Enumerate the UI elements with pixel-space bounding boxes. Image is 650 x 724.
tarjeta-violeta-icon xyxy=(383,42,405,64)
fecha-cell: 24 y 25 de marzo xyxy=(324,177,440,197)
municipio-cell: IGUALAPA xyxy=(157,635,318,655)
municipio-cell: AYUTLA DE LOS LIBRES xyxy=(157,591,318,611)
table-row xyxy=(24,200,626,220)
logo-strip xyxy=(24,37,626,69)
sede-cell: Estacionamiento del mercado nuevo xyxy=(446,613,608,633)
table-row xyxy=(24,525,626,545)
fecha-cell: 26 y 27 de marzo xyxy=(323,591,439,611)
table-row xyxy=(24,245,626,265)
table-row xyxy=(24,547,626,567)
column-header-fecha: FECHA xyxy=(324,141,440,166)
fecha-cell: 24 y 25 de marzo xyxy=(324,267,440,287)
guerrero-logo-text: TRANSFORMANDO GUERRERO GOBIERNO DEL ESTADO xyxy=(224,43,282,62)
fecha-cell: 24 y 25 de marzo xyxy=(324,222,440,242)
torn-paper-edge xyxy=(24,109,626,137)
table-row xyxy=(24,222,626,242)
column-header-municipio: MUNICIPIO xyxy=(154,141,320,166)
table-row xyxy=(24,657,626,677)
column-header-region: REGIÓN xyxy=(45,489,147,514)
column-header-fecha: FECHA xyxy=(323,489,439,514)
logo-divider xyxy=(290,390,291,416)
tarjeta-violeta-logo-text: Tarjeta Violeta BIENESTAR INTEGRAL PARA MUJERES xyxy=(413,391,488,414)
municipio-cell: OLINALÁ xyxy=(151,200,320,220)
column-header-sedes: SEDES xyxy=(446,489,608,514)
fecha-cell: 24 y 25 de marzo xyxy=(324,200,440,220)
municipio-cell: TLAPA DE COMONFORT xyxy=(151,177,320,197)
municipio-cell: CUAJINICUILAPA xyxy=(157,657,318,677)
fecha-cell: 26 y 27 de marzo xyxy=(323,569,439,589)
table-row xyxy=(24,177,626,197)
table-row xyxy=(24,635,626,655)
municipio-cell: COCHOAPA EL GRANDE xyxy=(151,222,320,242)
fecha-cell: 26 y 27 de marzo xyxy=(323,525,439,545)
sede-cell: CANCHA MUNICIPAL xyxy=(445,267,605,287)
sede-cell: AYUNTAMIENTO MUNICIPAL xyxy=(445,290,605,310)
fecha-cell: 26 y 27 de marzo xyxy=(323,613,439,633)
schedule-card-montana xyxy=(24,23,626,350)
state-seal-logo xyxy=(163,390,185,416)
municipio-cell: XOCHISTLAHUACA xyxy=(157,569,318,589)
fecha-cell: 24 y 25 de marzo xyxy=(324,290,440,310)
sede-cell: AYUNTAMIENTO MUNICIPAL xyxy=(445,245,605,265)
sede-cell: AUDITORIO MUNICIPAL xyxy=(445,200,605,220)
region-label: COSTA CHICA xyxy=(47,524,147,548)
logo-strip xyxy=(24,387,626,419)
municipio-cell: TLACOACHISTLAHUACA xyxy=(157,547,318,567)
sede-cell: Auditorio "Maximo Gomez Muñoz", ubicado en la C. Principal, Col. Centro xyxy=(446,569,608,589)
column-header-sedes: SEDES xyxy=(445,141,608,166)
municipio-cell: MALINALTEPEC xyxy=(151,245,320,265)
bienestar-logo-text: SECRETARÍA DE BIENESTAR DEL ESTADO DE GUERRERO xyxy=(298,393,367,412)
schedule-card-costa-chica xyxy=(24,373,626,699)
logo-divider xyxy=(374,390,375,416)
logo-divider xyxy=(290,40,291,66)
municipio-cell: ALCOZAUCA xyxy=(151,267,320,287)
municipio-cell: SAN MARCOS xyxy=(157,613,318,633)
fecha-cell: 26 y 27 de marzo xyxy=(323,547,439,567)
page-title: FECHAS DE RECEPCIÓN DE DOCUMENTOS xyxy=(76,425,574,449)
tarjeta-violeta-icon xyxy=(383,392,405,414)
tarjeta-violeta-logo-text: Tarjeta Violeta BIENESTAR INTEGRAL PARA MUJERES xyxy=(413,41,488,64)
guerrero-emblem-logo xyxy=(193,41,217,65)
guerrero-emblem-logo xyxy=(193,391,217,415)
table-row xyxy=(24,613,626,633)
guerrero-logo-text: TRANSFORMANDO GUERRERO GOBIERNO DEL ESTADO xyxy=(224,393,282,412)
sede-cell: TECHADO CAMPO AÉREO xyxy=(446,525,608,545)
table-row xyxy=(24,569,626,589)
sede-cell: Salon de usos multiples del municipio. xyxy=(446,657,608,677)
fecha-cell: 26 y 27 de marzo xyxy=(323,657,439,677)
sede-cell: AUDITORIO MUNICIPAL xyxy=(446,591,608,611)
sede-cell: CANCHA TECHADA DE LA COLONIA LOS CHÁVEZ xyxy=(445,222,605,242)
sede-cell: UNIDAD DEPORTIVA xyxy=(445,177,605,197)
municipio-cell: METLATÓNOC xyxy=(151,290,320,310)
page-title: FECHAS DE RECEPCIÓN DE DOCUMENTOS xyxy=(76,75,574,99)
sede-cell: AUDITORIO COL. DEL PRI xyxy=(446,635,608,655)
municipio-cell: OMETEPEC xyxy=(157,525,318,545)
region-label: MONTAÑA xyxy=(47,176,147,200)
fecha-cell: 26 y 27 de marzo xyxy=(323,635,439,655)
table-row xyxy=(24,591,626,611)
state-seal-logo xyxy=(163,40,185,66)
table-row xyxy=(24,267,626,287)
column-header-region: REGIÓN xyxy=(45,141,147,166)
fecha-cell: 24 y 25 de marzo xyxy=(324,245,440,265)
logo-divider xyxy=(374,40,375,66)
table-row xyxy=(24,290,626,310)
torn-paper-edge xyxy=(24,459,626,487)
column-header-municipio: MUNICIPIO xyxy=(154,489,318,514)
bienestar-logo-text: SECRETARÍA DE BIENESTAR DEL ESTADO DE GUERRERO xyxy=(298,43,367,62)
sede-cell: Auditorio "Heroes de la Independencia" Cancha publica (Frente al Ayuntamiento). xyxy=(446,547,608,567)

*****

* Given request: Copy out the entries verbatim, from the first line through the line that contains "column-header-fecha: FECHA xyxy=(324,141,440,166)".

* Expected answer:
Enumerate the UI elements with pixel-space bounding boxes. Image is 650 x 724.
tarjeta-violeta-icon xyxy=(383,42,405,64)
fecha-cell: 24 y 25 de marzo xyxy=(324,177,440,197)
municipio-cell: IGUALAPA xyxy=(157,635,318,655)
municipio-cell: AYUTLA DE LOS LIBRES xyxy=(157,591,318,611)
table-row xyxy=(24,200,626,220)
logo-strip xyxy=(24,37,626,69)
sede-cell: Estacionamiento del mercado nuevo xyxy=(446,613,608,633)
table-row xyxy=(24,525,626,545)
fecha-cell: 26 y 27 de marzo xyxy=(323,591,439,611)
table-row xyxy=(24,245,626,265)
table-row xyxy=(24,547,626,567)
column-header-fecha: FECHA xyxy=(324,141,440,166)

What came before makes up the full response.